EXERCISE GOAL:
Copy each line below in which the word "devotion" occurs.

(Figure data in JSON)

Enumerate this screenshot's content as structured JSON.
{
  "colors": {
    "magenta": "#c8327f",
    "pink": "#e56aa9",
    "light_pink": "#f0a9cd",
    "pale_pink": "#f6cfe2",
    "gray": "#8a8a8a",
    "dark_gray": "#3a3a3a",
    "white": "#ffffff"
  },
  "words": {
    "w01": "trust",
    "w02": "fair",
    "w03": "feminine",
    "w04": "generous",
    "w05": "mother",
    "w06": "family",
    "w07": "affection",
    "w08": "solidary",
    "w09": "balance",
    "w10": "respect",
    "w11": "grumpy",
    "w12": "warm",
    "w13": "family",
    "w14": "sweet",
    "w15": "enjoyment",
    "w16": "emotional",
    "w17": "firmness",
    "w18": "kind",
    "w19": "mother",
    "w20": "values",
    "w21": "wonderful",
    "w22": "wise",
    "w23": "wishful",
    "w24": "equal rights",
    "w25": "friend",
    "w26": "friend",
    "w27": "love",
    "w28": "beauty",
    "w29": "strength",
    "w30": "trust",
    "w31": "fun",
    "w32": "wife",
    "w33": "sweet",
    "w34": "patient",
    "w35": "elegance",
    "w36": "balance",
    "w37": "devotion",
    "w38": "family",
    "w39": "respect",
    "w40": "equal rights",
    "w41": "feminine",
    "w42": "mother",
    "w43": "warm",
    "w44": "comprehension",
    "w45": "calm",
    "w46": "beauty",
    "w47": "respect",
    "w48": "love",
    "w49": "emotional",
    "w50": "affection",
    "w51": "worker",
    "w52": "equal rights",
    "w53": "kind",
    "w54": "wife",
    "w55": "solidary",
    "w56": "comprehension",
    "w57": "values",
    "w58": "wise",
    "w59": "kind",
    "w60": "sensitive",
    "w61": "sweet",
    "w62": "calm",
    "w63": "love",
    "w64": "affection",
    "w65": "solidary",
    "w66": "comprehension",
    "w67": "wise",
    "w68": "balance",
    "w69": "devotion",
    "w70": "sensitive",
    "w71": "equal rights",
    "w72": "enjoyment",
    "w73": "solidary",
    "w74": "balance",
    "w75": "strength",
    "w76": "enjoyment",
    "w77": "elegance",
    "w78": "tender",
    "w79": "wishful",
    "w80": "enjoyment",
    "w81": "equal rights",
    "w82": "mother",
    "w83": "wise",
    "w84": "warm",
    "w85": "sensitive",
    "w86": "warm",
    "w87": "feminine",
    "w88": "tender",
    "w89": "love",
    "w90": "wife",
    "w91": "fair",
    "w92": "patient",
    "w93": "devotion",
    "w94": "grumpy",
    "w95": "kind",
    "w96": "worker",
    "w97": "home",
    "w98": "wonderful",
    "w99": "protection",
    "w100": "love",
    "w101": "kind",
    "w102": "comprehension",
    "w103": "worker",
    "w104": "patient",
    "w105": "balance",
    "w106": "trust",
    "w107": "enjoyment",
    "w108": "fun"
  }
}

SOLVED EXERCISE:
    "w37": "devotion",
    "w69": "devotion",
    "w93": "devotion",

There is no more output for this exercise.